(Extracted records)

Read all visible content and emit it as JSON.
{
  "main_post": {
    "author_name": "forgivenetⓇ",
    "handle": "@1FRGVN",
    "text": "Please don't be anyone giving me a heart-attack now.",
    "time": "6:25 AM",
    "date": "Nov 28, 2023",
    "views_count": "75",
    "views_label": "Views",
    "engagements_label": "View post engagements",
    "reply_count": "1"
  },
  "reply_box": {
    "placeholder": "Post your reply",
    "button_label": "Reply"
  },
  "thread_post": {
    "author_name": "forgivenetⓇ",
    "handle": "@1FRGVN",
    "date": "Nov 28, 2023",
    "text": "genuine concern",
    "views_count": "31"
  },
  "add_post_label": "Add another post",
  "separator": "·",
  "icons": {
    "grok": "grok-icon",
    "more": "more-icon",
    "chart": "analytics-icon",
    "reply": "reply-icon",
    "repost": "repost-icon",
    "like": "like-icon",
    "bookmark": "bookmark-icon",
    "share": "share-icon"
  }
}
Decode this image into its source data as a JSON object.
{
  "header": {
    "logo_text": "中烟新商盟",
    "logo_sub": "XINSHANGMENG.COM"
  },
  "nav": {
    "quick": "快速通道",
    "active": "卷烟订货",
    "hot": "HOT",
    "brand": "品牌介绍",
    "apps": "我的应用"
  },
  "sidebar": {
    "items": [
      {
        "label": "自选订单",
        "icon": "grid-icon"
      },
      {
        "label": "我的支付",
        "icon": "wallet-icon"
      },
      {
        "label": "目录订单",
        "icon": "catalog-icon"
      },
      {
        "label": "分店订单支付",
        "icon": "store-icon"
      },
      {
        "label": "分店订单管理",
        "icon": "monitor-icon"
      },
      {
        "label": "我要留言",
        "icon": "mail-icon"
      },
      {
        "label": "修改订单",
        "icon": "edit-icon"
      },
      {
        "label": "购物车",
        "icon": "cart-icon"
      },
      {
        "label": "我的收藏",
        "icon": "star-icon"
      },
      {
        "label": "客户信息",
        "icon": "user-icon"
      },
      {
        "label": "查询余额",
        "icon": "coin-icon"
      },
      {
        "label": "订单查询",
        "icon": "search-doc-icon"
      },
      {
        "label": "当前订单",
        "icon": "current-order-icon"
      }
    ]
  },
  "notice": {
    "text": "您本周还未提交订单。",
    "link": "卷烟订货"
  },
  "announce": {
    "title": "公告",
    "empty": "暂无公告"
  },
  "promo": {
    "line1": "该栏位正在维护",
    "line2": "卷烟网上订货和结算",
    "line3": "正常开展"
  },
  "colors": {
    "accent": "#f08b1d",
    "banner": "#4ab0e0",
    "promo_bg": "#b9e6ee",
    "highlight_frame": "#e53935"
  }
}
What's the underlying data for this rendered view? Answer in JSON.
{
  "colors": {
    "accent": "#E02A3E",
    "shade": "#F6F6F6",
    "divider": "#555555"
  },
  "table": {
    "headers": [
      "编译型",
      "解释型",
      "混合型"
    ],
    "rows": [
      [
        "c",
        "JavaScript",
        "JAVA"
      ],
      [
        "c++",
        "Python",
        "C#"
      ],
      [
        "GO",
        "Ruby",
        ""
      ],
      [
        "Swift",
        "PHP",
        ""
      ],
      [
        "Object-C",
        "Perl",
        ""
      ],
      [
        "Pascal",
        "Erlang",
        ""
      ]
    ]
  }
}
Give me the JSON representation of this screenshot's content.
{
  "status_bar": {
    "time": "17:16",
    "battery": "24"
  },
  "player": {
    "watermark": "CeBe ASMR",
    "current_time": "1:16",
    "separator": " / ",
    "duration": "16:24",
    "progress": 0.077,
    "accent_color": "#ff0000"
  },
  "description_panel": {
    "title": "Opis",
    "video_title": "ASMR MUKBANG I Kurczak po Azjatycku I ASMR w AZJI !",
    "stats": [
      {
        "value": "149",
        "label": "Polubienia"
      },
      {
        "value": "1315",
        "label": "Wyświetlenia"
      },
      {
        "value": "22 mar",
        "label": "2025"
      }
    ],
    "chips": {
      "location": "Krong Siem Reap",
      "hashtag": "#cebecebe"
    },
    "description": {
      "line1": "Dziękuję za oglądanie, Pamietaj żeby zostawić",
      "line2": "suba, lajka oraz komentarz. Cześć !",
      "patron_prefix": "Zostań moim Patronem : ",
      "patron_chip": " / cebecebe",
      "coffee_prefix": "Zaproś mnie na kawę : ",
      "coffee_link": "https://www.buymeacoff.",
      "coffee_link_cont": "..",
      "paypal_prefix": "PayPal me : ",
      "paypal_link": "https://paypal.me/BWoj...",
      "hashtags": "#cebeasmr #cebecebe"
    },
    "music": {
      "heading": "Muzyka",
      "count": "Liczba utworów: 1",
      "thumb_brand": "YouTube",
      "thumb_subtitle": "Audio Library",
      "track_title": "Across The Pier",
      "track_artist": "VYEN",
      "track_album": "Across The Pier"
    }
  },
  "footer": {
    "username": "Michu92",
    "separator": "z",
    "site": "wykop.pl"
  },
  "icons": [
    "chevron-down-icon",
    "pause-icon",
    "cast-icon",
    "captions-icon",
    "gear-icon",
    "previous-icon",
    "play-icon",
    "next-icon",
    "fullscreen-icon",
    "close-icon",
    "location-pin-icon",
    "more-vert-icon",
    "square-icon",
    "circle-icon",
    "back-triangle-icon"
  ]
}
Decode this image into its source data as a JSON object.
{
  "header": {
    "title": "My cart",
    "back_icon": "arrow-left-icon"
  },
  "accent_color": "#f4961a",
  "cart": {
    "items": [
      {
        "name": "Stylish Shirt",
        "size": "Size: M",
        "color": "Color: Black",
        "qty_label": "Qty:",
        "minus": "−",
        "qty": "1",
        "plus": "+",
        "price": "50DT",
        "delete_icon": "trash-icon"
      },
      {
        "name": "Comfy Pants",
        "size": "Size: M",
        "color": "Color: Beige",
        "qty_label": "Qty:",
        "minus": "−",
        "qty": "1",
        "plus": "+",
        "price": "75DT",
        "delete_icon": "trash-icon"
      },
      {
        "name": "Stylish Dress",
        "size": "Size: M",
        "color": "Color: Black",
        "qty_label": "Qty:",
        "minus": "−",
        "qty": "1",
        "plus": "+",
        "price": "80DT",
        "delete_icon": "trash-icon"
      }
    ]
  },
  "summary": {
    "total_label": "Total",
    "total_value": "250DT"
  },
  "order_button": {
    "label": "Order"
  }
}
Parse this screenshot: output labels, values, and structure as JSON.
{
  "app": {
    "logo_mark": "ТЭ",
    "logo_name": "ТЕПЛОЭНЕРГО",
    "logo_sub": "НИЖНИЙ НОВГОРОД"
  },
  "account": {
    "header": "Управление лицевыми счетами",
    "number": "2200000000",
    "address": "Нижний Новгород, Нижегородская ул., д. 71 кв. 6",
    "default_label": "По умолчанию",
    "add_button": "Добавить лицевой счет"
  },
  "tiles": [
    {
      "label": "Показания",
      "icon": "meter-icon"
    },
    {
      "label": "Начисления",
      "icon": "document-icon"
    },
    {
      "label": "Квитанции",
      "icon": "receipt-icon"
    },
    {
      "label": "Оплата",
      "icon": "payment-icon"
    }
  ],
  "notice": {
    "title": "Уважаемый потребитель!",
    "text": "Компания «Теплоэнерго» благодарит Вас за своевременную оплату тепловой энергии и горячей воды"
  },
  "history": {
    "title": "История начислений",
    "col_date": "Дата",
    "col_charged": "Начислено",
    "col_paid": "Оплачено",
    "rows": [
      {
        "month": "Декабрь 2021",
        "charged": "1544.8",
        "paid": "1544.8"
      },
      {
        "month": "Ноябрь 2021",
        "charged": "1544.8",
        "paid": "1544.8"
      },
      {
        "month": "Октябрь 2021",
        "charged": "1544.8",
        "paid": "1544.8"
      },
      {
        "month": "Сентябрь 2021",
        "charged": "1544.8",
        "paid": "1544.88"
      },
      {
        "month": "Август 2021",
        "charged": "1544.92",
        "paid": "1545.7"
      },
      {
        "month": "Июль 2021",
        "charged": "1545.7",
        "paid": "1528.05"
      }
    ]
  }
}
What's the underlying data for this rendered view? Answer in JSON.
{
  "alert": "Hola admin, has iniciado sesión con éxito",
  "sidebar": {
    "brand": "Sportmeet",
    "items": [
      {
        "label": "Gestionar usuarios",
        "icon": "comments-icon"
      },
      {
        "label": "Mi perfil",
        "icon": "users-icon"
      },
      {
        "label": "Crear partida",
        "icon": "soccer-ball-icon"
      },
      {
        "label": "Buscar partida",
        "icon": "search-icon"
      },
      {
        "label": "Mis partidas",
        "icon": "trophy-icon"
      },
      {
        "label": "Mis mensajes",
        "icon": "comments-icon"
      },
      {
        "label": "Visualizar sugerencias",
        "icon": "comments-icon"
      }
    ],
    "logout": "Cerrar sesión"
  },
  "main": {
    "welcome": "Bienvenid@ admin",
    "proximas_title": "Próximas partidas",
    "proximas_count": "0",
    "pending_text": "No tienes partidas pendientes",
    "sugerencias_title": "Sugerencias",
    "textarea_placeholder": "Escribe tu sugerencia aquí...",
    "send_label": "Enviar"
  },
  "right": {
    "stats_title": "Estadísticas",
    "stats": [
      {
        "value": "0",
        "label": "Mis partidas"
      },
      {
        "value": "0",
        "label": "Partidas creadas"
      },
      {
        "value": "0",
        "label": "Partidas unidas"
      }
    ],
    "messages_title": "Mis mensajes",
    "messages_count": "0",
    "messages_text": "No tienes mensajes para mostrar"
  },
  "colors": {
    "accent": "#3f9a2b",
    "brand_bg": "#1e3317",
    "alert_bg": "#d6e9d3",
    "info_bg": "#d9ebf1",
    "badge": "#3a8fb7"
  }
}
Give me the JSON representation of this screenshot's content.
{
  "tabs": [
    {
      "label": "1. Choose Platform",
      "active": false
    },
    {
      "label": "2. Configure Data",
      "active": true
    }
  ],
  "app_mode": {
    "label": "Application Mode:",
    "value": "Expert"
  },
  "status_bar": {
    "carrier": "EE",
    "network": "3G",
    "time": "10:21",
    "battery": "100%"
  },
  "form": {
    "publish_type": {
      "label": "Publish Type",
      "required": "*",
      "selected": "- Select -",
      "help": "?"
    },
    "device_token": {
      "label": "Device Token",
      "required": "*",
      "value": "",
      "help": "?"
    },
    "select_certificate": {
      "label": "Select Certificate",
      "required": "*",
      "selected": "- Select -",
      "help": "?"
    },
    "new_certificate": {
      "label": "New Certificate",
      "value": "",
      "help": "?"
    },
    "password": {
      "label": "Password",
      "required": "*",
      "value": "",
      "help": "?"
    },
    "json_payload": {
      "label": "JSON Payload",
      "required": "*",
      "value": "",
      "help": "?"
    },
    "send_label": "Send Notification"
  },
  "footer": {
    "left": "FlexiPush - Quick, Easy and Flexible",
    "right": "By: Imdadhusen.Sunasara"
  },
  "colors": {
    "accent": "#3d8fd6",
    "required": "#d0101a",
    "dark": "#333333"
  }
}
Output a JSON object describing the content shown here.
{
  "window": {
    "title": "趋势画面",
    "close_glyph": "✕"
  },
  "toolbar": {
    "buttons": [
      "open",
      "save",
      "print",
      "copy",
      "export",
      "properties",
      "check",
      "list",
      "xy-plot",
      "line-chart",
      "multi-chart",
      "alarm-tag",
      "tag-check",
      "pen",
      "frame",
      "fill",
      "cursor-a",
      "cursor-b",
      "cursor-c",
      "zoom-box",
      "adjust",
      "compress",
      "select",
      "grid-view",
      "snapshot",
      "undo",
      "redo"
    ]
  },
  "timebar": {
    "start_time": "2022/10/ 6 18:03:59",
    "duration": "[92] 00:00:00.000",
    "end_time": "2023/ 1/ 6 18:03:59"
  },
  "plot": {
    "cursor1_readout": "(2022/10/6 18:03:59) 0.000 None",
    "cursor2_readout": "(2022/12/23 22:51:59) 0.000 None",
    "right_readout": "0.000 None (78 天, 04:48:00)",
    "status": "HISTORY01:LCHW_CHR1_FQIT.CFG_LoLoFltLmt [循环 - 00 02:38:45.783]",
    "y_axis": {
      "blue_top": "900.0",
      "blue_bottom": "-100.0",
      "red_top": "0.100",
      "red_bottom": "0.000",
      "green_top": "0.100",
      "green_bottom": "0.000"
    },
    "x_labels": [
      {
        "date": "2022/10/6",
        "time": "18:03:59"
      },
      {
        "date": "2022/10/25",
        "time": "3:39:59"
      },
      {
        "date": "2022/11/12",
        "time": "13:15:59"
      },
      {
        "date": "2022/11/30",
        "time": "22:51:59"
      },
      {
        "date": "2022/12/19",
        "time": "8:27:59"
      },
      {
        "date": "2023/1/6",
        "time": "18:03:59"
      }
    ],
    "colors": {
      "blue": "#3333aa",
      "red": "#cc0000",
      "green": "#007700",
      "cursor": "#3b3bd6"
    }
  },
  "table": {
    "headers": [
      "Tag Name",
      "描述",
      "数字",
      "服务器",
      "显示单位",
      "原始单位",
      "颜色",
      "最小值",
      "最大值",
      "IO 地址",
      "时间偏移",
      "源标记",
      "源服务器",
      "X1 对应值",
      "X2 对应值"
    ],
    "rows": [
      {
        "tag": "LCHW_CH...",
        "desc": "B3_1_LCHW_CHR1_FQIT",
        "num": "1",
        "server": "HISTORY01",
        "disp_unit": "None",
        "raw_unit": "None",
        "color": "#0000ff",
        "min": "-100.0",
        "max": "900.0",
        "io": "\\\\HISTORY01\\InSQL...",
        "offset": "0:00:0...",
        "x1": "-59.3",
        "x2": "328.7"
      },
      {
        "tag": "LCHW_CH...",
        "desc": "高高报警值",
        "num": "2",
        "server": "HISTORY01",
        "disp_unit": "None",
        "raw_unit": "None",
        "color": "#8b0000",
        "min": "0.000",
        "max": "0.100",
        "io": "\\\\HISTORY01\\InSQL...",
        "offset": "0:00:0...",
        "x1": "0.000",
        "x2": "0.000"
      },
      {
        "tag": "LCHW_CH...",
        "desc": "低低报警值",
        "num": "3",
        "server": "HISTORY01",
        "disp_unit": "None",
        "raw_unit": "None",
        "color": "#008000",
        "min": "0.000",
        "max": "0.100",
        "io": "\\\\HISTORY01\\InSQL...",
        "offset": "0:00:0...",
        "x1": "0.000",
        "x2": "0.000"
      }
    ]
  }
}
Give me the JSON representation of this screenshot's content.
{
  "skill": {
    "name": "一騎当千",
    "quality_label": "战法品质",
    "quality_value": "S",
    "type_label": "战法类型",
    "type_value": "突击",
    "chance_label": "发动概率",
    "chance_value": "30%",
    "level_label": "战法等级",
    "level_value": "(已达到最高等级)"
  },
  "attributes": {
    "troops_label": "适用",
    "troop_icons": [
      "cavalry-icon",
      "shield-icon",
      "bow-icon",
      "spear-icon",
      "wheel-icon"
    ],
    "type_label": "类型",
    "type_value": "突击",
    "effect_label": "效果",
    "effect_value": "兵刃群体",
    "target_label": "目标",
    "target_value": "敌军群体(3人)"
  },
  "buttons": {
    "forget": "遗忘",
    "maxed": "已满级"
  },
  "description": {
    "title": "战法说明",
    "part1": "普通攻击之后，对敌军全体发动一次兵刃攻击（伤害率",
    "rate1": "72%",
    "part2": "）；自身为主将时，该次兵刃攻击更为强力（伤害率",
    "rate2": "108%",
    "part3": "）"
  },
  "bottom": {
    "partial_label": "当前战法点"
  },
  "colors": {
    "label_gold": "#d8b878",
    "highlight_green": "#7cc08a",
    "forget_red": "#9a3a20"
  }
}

REQUIREMENT » Which lines in the records above contain the string "Pier"? Copy each one.

EXERCISE RESULT »
      "track_title": "Across The Pier",
      "track_album": "Across The Pier"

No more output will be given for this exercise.